● **Material supplied**:

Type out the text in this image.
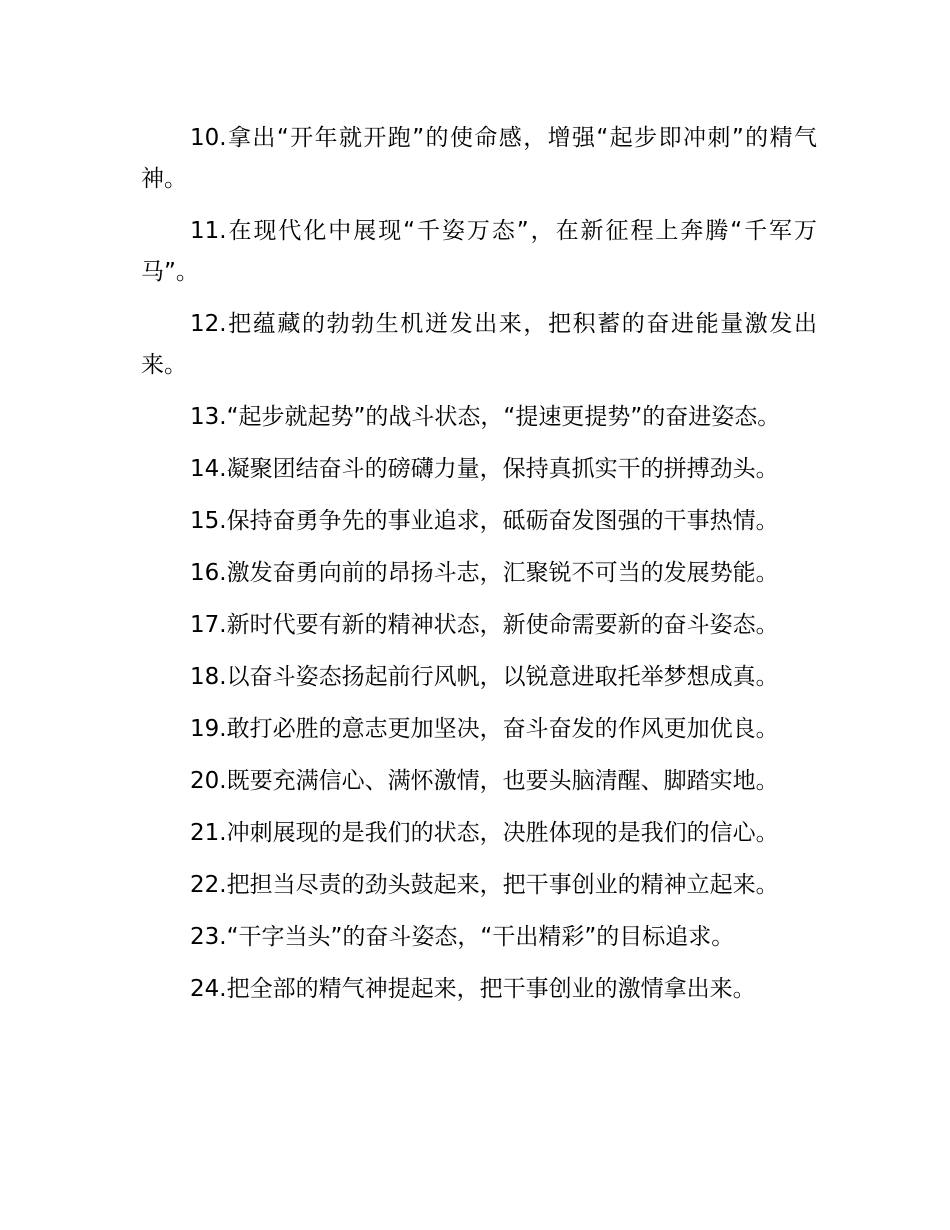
10.拿出“开年就开跑”的使命感，增强“起步即冲刺”的精气神。

11.在现代化中展现“千姿万态”，在新征程上奔腾“千军万马”。

12.把蕴藏的勃勃生机迸发出来，把积蓄的奋进能量激发出来。

13.“起步就起势”的战斗状态，“提速更提势”的奋进姿态。

14.凝聚团结奋斗的磅礴力量，保持真抓实干的拼搏劲头。

15.保持奋勇争先的事业追求，砥砺奋发图强的干事热情。

16.激发奋勇向前的昂扬斗志，汇聚锐不可当的发展势能。

17.新时代要有新的精神状态，新使命需要新的奋斗姿态。

18.以奋斗姿态扬起前行风帆，以锐意进取托举梦想成真。

19.敢打必胜的意志更加坚决，奋斗奋发的作风更加优良。

20.既要充满信心、满怀激情，也要头脑清醒、脚踏实地。

21.冲刺展现的是我们的状态，决胜体现的是我们的信心。

22.把担当尽责的劲头鼓起来，把干事创业的精神立起来。

23.“干字当头”的奋斗姿态，“干出精彩”的目标追求。

24.把全部的精气神提起来，把干事创业的激情拿出来。
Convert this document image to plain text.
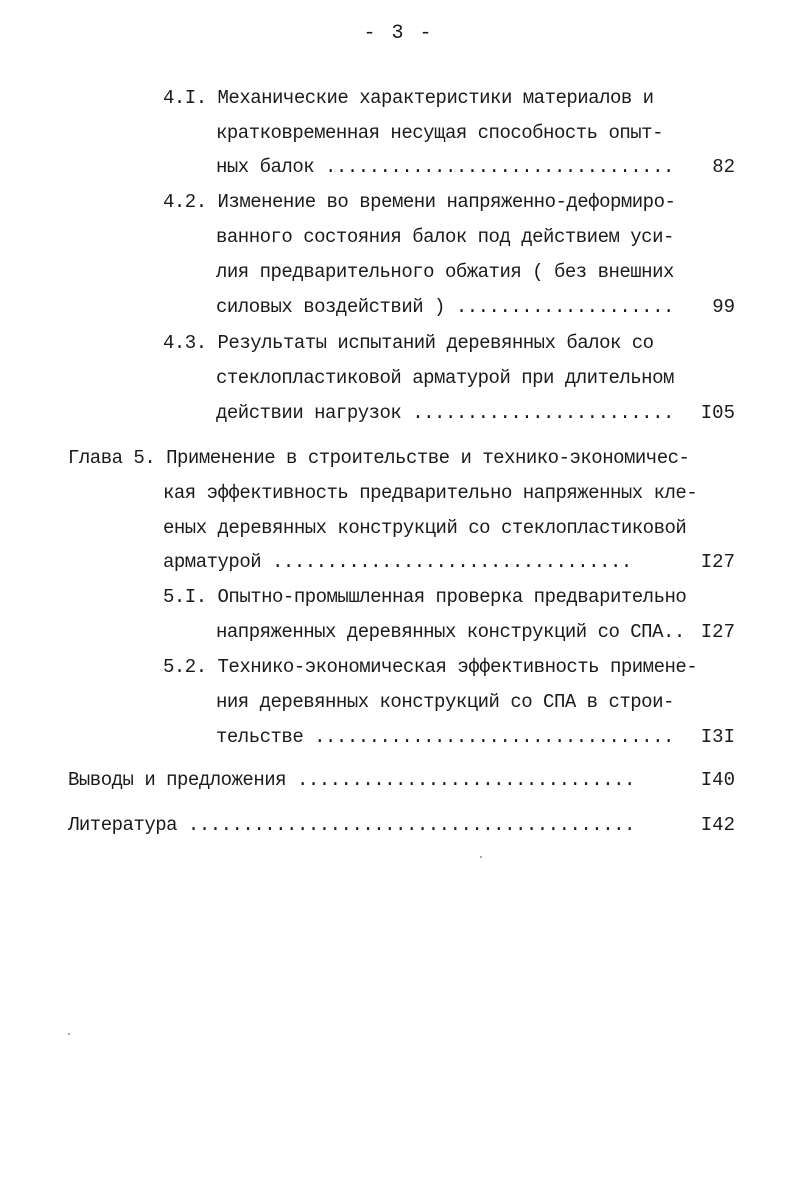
- 3 -
4.I. Механические характеристики материалов и
кратковременная несущая способность опыт-
ных балок ................................	82
4.2. Изменение во времени напряженно-деформиро-
ванного состояния балок под действием уси-
лия предварительного обжатия ( без внешних
силовых воздействий ) ....................	99
4.3. Результаты испытаний деревянных балок со
стеклопластиковой арматурой при длительном
действии нагрузок ........................	I05
Глава 5. Применение в строительстве и технико-экономичес-
кая эффективность предварительно напряженных кле-
еных деревянных конструкций со стеклопластиковой
арматурой .................................	I27
5.I. Опытно-промышленная проверка предварительно
напряженных деревянных конструкций со СПА.. I27
5.2. Технико-экономическая эффективность примене-
ния деревянных конструкций со СПА в строи-
тельстве .................................	I3I
Выводы и предложения ...............................	I40
Литература .........................................	I42
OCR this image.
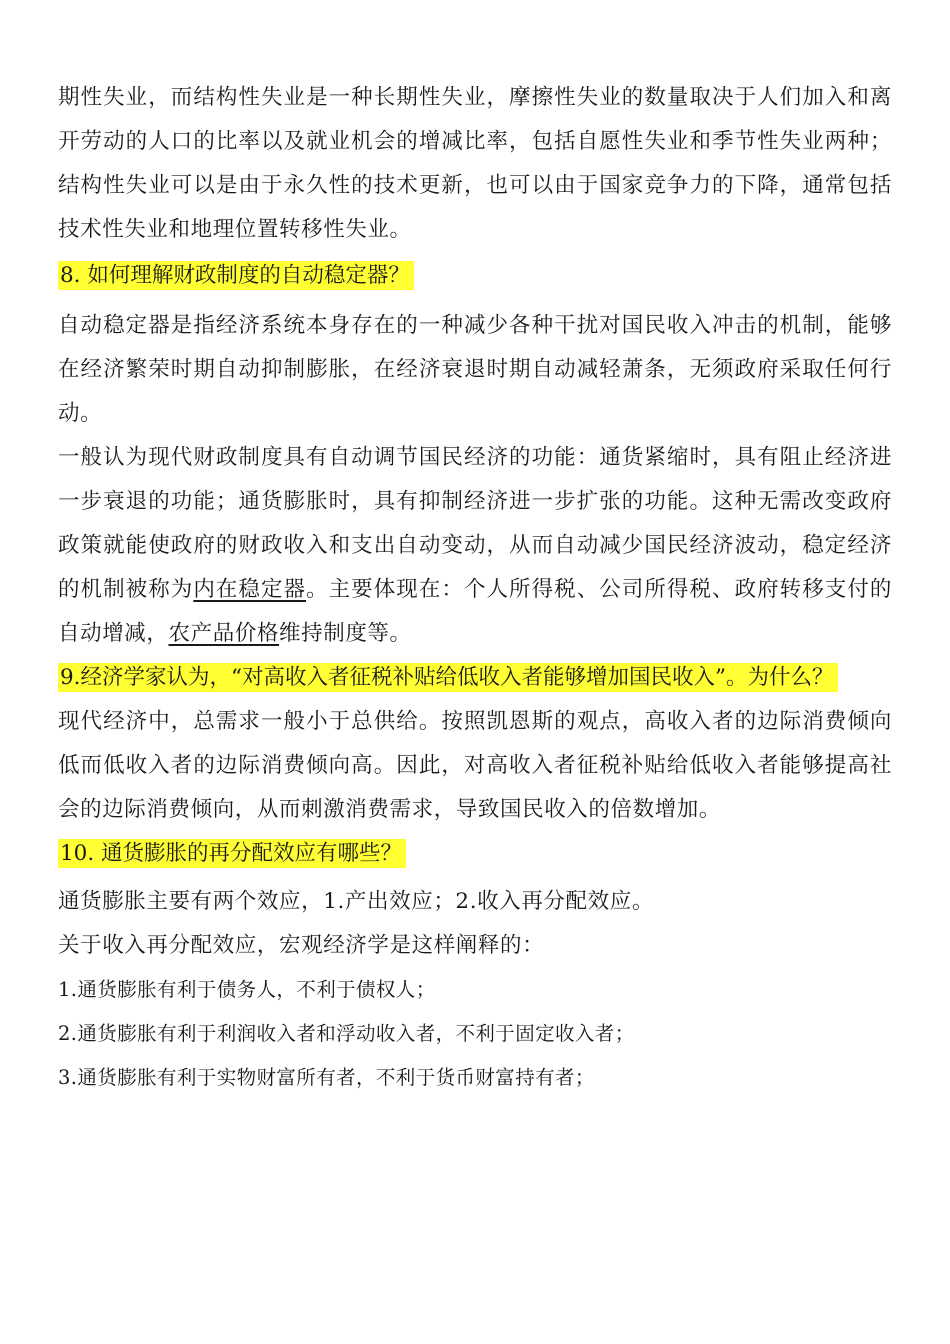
期性失业，而结构性失业是一种长期性失业，摩擦性失业的数量取决于人们加入和离开劳动的人口的比率以及就业机会的增减比率，包括自愿性失业和季节性失业两种；结构性失业可以是由于永久性的技术更新，也可以由于国家竞争力的下降，通常包括技术性失业和地理位置转移性失业。

8. 如何理解财政制度的自动稳定器？

自动稳定器是指经济系统本身存在的一种减少各种干扰对国民收入冲击的机制，能够在经济繁荣时期自动抑制膨胀，在经济衰退时期自动减轻萧条，无须政府采取任何行动。

一般认为现代财政制度具有自动调节国民经济的功能：通货紧缩时，具有阻止经济进一步衰退的功能；通货膨胀时，具有抑制经济进一步扩张的功能。这种无需改变政府政策就能使政府的财政收入和支出自动变动，从而自动减少国民经济波动，稳定经济的机制被称为内在稳定器。主要体现在：个人所得税、公司所得税、政府转移支付的自动增减，农产品价格维持制度等。

9.经济学家认为，“对高收入者征税补贴给低收入者能够增加国民收入”。为什么？

现代经济中，总需求一般小于总供给。按照凯恩斯的观点，高收入者的边际消费倾向低而低收入者的边际消费倾向高。因此，对高收入者征税补贴给低收入者能够提高社会的边际消费倾向，从而刺激消费需求，导致国民收入的倍数增加。

10. 通货膨胀的再分配效应有哪些？

通货膨胀主要有两个效应，1.产出效应；2.收入再分配效应。

关于收入再分配效应，宏观经济学是这样阐释的：

1.通货膨胀有利于债务人，不利于债权人；

2.通货膨胀有利于利润收入者和浮动收入者，不利于固定收入者；

3.通货膨胀有利于实物财富所有者，不利于货币财富持有者；
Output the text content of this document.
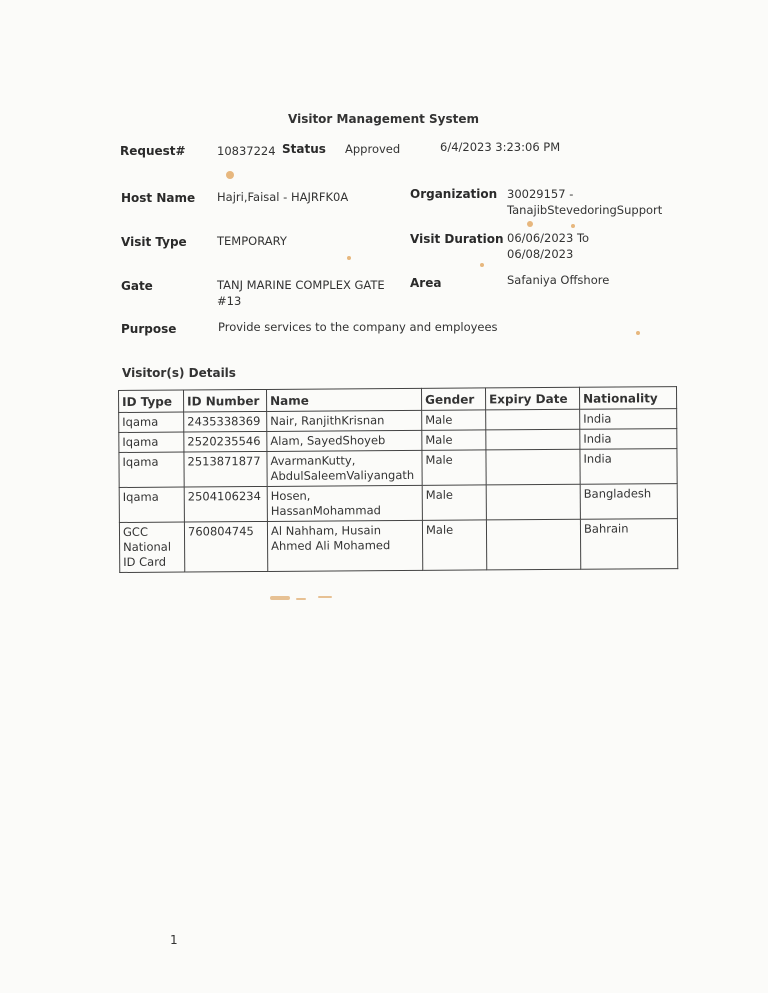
Visitor Management System
Request#	10837224 Status Approved	6/4/2023 3:23:06 PM
Host Name Hajri,Faisal - HAJRFK0A	Organization 30029157 - TanajibStevedoringSupport
Visit Type	TEMPORARY	Visit Duration 06/06/2023 To 06/08/2023
Gate	TANJ MARINE COMPLEX GATE #13
Area	Safaniya Offshore
Purpose	Provide services to the company and employees
Visitor(s) Details
ID Type	ID Number	Name	Gender	Expiry Date	Nationality
Iqama	2435338369	Nair, RanjithKrisnan	Male		India
Iqama	2520235546	Alam, SayedShoyeb	Male		India
Iqama	2513871877	AvarmanKutty, AbdulSaleemValiyangath	Male		India
Iqama	2504106234	Hosen, HassanMohammad	Male		Bangladesh
GCC National ID Card	760804745	Al Nahham, Husain Ahmed Ali Mohamed	Male		Bahrain
1
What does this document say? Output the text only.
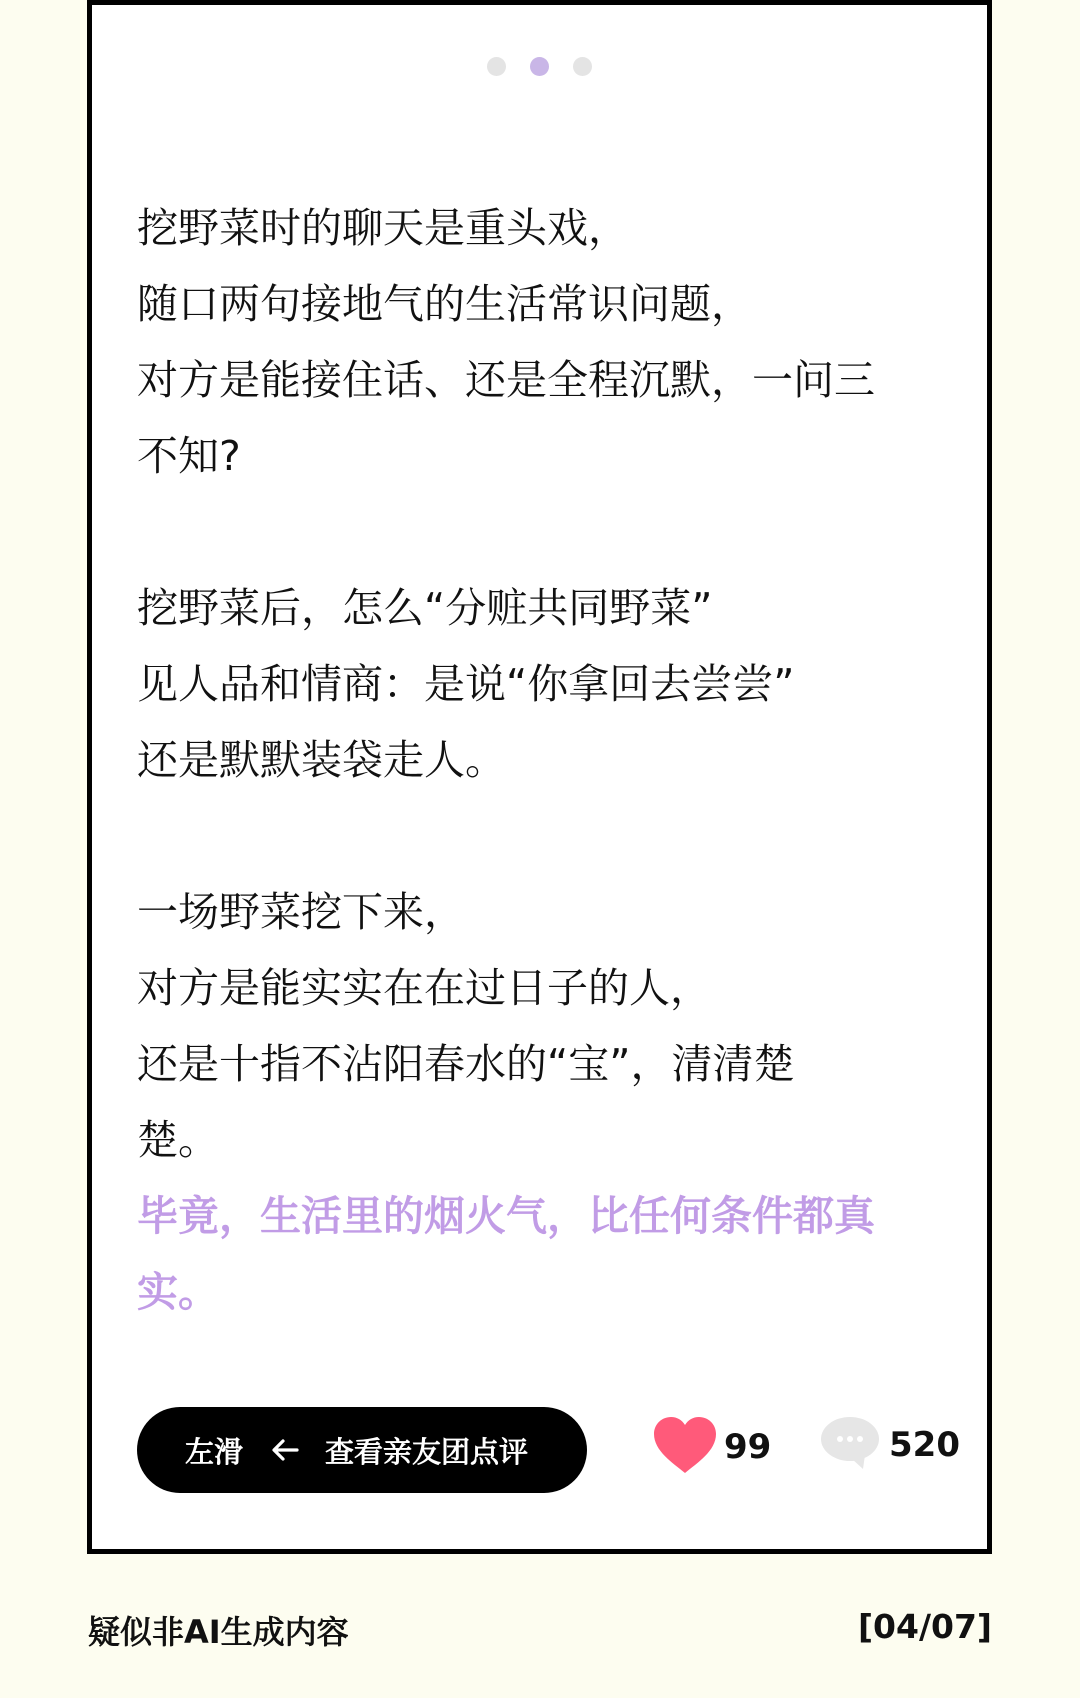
挖野菜时的聊天是重头戏，
随口两句接地气的生活常识问题，
对方是能接住话、还是全程沉默，一问三
不知?

挖野菜后，怎么“分赃共同野菜”
见人品和情商：是说“你拿回去尝尝”
还是默默装袋走人。

一场野菜挖下来，
对方是能实实在在过日子的人，
还是十指不沾阳春水的“宝”，清清楚
楚。

毕竟，生活里的烟火气，比任何条件都真
实。

左滑	查看亲友团点评	99	520
疑似非AI生成内容	[04/07]
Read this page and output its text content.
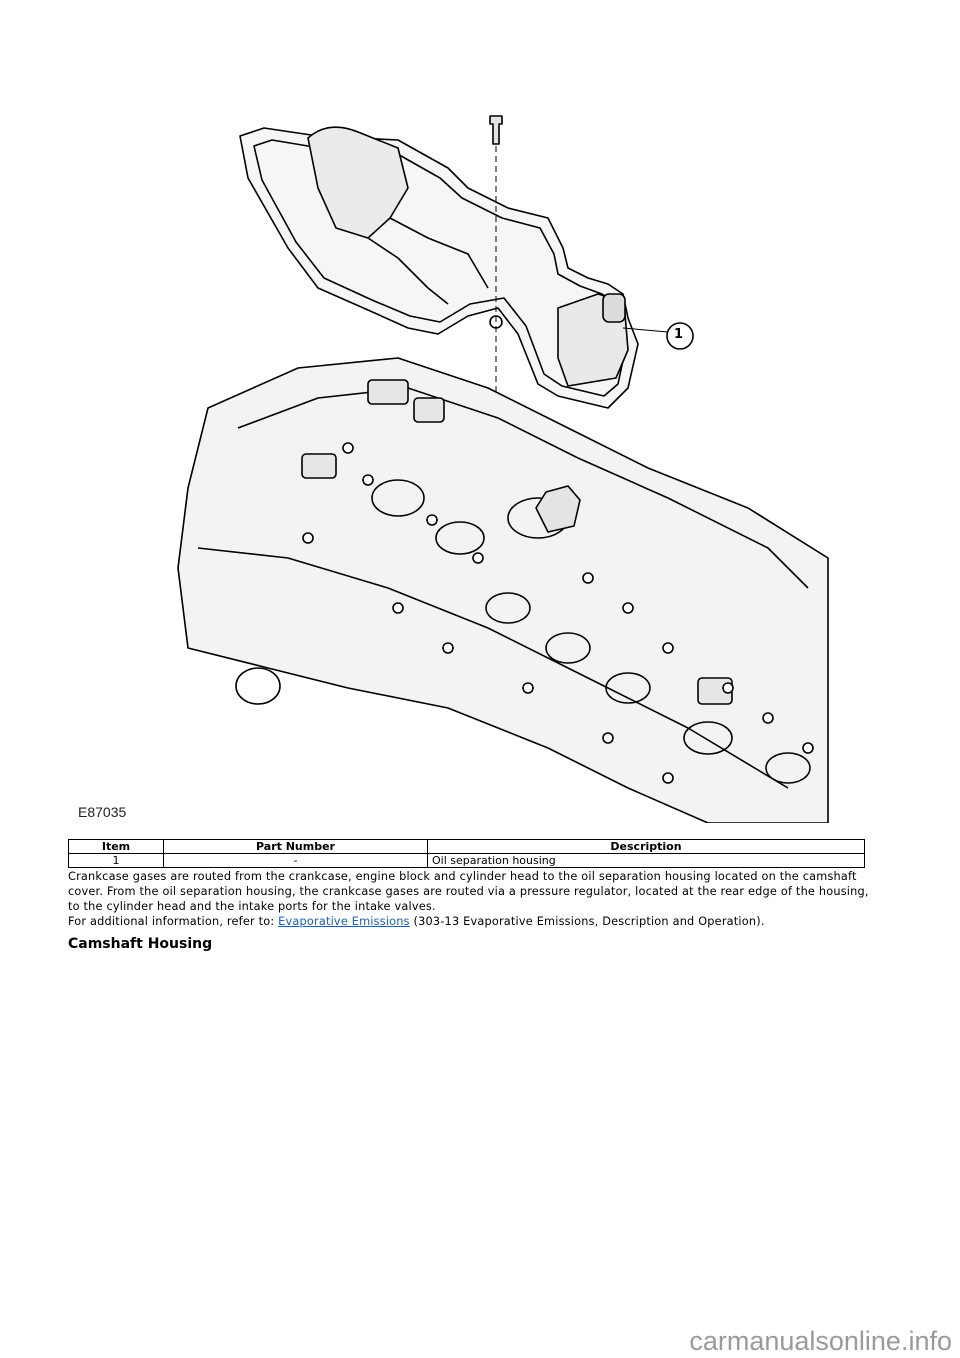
1
E87035
Item	Part Number	Description
1	-	Oil separation housing

Crankcase gases are routed from the crankcase, engine block and cylinder head to the oil separation housing located on the camshaft cover. From the oil separation housing, the crankcase gases are routed via a pressure regulator, located at the rear edge of the housing, to the cylinder head and the intake ports for the intake valves.

For additional information, refer to: Evaporative Emissions (303-13 Evaporative Emissions, Description and Operation).

Camshaft Housing
carmanualsonline.info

● **Your objective**: Return, from the data, each line that has the word "Type" in it.

● **Exercise solution**:
Type out the text in this image.
Visit Type	TEMPORARY	Visit Duration 06/06/2023 To 06/08/2023
ID Type	ID Number	Name	Gender	Expiry Date	Nationality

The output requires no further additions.